[Records that describe figures]
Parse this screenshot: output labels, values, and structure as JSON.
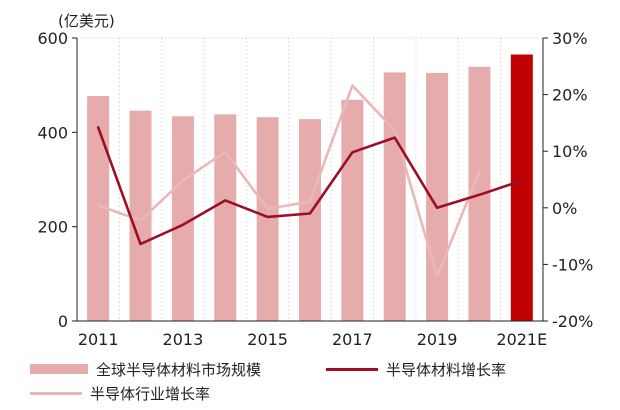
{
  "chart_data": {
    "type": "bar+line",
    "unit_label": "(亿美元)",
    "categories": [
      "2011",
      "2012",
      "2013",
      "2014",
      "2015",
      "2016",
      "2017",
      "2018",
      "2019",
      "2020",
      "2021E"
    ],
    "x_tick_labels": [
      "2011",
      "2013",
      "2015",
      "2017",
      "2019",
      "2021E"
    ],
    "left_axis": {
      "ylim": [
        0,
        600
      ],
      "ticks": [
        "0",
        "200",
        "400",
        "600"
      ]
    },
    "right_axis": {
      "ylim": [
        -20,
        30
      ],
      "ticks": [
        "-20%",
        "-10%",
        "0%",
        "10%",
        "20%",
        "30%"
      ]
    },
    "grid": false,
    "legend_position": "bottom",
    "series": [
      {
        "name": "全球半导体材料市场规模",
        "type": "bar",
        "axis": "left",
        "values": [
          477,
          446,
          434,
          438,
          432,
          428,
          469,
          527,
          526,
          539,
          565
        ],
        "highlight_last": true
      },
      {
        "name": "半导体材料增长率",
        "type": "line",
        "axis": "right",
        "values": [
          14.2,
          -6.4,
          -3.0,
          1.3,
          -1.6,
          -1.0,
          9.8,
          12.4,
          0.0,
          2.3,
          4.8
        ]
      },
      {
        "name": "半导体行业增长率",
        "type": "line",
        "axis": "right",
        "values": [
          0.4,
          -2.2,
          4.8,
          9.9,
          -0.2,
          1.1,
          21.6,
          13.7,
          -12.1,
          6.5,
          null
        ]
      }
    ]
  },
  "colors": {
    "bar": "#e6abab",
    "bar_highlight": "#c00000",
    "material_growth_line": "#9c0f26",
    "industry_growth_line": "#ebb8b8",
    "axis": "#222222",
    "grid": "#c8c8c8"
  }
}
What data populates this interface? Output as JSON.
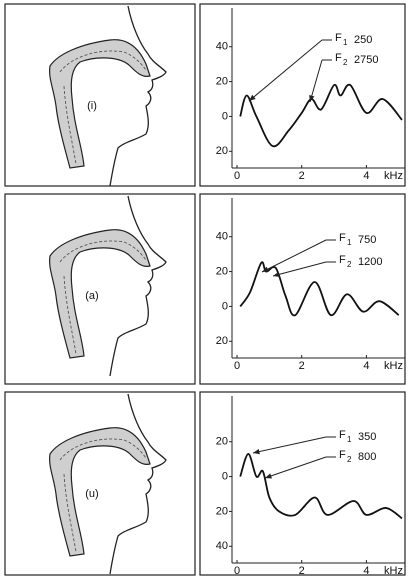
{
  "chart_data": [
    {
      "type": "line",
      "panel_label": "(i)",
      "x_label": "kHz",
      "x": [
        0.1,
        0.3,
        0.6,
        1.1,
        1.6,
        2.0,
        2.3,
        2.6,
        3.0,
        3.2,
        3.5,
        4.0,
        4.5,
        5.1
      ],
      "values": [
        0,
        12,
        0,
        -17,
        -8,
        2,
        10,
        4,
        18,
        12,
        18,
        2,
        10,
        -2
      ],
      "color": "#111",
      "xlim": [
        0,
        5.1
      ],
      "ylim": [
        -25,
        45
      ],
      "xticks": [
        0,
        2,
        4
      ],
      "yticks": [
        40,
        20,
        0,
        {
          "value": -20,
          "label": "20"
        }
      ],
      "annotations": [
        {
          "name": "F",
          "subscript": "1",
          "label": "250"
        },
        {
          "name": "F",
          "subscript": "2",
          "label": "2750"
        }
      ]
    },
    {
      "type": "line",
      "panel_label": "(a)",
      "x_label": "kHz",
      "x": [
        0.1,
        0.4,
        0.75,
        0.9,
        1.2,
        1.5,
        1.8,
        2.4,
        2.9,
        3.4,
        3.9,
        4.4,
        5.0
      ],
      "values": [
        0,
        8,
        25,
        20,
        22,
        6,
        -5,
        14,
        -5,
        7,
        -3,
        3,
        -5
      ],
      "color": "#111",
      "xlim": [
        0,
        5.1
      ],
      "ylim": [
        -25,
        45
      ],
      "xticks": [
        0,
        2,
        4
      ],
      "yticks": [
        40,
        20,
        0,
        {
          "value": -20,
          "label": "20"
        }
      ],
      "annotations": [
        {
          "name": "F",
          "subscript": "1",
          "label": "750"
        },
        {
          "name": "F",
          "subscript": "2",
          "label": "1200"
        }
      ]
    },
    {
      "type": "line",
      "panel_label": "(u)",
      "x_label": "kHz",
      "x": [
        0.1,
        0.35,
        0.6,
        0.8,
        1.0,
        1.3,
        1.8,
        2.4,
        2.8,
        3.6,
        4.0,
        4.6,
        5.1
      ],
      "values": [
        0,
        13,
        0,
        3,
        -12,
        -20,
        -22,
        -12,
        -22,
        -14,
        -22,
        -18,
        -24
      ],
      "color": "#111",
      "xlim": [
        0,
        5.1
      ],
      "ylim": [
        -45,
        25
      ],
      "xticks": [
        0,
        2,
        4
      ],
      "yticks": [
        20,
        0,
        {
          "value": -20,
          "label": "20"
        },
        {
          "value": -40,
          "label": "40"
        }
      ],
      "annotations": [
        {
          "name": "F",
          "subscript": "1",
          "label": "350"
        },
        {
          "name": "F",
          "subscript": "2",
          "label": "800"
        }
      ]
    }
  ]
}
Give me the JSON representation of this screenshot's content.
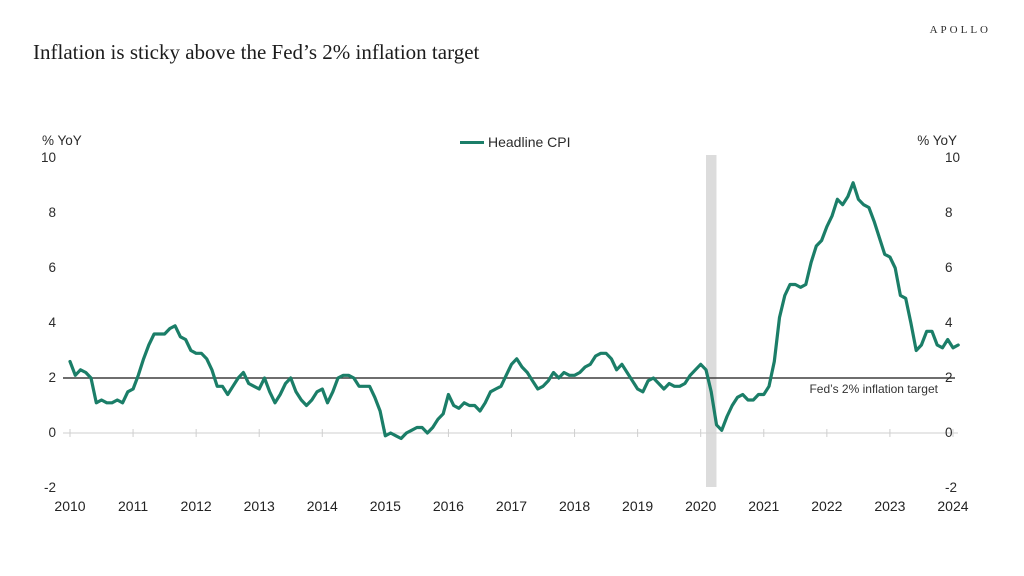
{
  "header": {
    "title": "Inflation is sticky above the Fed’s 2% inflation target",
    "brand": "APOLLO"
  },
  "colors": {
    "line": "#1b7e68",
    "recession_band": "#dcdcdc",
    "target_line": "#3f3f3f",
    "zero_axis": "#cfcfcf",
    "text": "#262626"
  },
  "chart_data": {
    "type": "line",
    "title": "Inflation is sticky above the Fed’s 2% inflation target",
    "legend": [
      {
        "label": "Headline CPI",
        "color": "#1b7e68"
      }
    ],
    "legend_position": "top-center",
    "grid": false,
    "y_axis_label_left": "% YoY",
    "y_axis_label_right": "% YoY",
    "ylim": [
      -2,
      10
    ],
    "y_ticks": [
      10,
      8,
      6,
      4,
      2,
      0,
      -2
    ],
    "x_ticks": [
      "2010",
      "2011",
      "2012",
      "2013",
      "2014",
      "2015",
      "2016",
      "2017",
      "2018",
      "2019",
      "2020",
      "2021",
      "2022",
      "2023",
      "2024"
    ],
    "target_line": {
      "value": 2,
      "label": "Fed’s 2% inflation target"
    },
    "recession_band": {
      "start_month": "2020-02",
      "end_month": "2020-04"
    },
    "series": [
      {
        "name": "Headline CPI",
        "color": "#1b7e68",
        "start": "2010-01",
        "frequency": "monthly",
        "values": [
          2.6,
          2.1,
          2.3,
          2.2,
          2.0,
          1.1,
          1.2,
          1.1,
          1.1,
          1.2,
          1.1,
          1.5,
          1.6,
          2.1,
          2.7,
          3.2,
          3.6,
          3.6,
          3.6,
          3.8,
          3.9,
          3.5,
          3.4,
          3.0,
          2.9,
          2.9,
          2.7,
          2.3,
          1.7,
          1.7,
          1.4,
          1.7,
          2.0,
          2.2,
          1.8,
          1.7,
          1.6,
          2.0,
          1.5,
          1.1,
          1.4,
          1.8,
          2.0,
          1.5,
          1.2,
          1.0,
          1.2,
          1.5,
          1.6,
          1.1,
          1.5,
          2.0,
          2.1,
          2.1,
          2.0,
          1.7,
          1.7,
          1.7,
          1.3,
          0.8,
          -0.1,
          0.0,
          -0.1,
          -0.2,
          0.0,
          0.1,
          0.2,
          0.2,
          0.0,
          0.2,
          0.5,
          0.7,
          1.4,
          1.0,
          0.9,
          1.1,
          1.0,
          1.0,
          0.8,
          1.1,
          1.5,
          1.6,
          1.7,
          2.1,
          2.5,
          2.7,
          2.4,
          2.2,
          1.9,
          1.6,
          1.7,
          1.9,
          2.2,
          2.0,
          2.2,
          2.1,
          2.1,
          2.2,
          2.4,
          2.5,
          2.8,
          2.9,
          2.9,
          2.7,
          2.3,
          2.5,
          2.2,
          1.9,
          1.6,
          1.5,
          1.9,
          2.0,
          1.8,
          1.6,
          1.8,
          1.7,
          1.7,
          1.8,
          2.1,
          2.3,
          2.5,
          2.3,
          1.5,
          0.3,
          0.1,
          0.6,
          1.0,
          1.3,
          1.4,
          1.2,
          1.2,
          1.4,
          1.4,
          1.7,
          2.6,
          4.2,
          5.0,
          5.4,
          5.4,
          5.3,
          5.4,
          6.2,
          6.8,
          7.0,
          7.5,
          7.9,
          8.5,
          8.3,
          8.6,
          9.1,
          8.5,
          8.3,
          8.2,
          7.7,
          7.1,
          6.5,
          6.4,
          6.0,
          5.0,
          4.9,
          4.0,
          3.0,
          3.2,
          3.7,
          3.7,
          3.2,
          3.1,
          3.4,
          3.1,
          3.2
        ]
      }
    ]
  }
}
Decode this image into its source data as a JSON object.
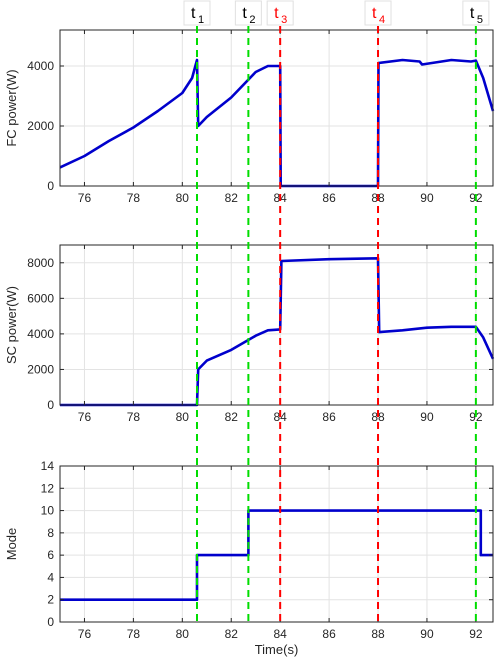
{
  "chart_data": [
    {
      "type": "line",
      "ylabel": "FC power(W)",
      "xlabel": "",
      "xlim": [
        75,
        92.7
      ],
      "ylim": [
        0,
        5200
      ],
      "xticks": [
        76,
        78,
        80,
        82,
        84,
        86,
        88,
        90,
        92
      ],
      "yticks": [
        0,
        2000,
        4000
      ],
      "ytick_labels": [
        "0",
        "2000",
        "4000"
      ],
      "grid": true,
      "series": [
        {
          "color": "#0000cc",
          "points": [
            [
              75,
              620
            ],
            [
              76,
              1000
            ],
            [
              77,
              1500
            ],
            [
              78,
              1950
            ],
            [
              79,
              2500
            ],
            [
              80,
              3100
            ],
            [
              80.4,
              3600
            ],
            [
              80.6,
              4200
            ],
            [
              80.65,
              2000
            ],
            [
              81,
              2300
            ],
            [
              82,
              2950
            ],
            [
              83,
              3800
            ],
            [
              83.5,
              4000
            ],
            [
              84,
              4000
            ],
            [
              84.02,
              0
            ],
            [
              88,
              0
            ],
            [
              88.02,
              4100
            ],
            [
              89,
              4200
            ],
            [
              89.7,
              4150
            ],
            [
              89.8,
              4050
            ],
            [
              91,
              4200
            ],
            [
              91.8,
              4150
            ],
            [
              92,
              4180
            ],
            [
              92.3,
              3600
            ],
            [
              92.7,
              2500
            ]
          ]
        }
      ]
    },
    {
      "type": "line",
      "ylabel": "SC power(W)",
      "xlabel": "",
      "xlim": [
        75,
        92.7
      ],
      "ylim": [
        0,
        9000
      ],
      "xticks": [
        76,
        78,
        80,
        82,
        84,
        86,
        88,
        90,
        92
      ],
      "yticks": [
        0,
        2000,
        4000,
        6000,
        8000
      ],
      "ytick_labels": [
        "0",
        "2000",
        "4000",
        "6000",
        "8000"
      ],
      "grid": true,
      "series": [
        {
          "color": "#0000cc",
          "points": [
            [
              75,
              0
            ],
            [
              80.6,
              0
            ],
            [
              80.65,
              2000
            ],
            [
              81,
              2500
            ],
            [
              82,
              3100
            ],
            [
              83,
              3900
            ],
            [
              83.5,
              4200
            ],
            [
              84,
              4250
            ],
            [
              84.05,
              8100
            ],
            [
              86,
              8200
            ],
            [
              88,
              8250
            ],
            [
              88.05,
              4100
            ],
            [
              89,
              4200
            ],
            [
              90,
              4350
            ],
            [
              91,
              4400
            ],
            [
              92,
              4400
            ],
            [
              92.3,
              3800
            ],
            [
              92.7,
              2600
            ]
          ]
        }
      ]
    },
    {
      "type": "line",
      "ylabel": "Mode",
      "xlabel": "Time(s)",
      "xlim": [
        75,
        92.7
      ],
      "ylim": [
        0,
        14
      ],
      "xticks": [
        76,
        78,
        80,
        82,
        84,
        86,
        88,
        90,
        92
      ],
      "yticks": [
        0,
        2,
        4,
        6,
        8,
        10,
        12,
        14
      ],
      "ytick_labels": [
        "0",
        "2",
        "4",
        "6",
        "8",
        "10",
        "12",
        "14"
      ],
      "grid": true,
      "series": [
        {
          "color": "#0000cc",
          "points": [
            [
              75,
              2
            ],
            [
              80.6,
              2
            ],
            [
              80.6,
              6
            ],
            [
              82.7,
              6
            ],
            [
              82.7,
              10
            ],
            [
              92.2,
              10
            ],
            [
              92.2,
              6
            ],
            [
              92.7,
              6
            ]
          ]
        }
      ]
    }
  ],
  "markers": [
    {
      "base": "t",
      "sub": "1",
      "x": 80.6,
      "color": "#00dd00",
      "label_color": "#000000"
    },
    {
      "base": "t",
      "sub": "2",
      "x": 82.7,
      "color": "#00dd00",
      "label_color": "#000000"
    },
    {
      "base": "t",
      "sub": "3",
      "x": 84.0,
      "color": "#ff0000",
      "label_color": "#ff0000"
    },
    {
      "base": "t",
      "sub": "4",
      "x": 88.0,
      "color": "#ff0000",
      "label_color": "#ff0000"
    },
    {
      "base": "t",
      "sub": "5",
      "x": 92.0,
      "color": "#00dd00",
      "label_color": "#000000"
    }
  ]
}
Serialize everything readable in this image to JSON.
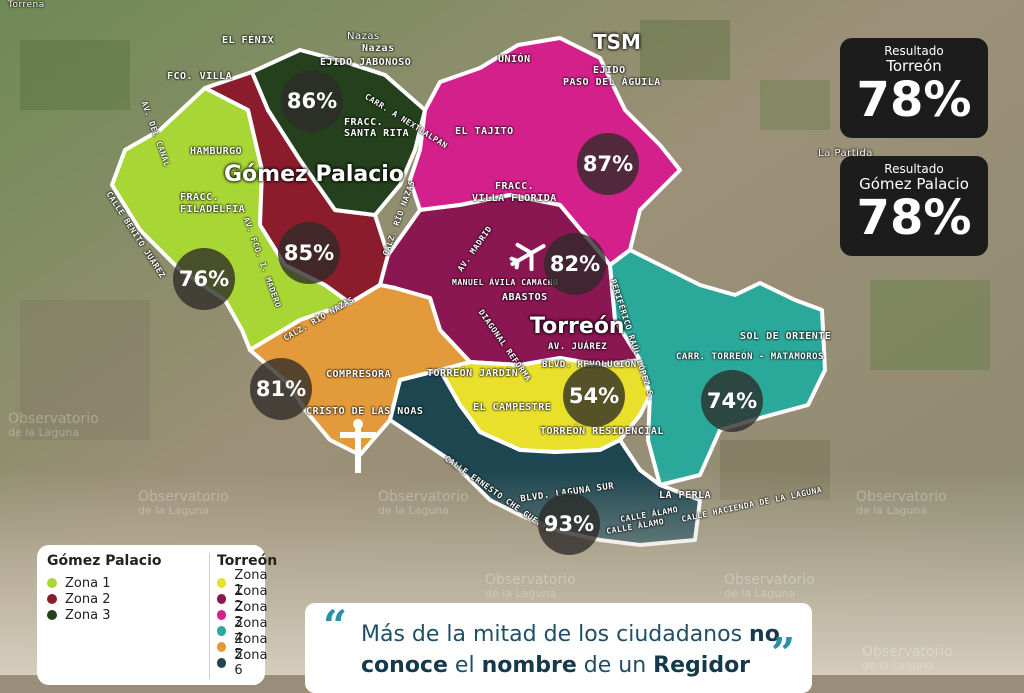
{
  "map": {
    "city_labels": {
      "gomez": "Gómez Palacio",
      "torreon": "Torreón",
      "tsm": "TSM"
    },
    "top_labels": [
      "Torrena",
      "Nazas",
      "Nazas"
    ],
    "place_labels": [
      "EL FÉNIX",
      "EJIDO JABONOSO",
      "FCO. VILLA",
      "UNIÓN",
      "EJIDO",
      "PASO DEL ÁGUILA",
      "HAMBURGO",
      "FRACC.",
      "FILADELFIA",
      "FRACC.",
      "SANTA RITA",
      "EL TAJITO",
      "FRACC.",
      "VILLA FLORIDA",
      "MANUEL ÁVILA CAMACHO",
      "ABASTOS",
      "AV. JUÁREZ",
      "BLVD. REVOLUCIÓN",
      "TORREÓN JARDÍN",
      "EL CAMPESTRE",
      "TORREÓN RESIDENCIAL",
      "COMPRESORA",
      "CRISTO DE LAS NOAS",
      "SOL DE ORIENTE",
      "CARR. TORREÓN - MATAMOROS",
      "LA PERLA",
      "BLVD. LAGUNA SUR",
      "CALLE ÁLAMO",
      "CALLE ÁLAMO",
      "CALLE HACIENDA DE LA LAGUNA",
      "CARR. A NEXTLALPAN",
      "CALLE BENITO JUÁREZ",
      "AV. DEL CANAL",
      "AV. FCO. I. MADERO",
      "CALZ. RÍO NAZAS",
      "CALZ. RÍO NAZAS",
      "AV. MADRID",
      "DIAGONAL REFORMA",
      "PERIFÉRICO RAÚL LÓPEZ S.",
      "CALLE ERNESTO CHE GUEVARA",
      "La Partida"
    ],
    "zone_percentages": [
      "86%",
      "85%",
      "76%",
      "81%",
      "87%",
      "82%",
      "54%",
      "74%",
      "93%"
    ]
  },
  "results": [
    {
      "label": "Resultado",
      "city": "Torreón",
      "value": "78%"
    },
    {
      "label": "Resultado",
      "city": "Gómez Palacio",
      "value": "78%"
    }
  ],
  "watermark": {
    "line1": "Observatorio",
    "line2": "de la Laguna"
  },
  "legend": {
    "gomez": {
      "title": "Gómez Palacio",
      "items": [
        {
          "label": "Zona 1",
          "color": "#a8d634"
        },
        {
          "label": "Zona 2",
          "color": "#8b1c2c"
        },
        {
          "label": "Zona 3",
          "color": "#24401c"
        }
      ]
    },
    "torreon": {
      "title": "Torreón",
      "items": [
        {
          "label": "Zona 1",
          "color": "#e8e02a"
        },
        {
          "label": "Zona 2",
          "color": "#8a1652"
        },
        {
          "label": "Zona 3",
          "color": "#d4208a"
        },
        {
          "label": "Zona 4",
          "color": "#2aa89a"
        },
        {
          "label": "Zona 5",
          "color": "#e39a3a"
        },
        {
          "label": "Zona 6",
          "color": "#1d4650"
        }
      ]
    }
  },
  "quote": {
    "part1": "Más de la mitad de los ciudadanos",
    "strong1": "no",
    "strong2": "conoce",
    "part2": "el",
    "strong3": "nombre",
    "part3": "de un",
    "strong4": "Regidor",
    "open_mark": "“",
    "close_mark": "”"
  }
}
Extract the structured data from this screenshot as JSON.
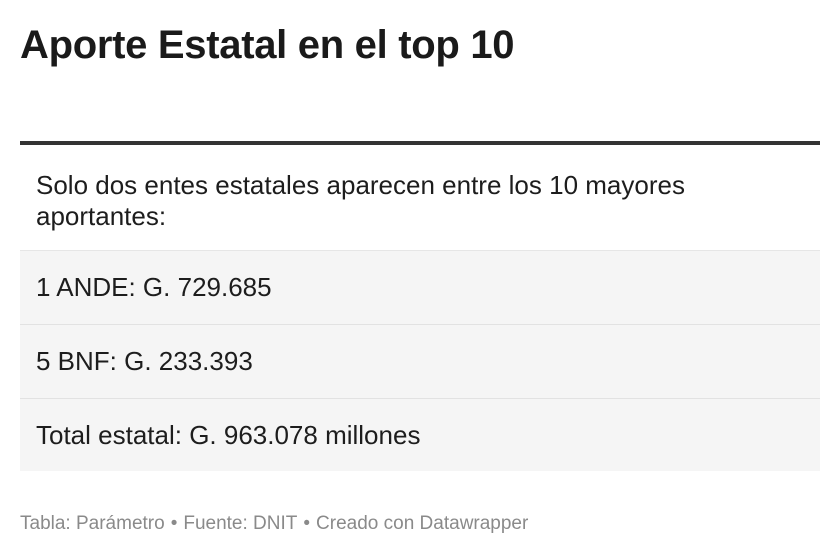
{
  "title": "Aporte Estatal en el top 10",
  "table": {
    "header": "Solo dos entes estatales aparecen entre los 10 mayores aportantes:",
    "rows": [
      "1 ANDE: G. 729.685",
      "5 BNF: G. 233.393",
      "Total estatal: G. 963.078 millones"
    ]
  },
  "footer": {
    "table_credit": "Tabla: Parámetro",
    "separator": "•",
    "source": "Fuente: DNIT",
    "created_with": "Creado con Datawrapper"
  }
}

(Instructions to follow): Give the number of lines above in which the word "ylabel" occurs, with nothing else.

(Exercise output): 3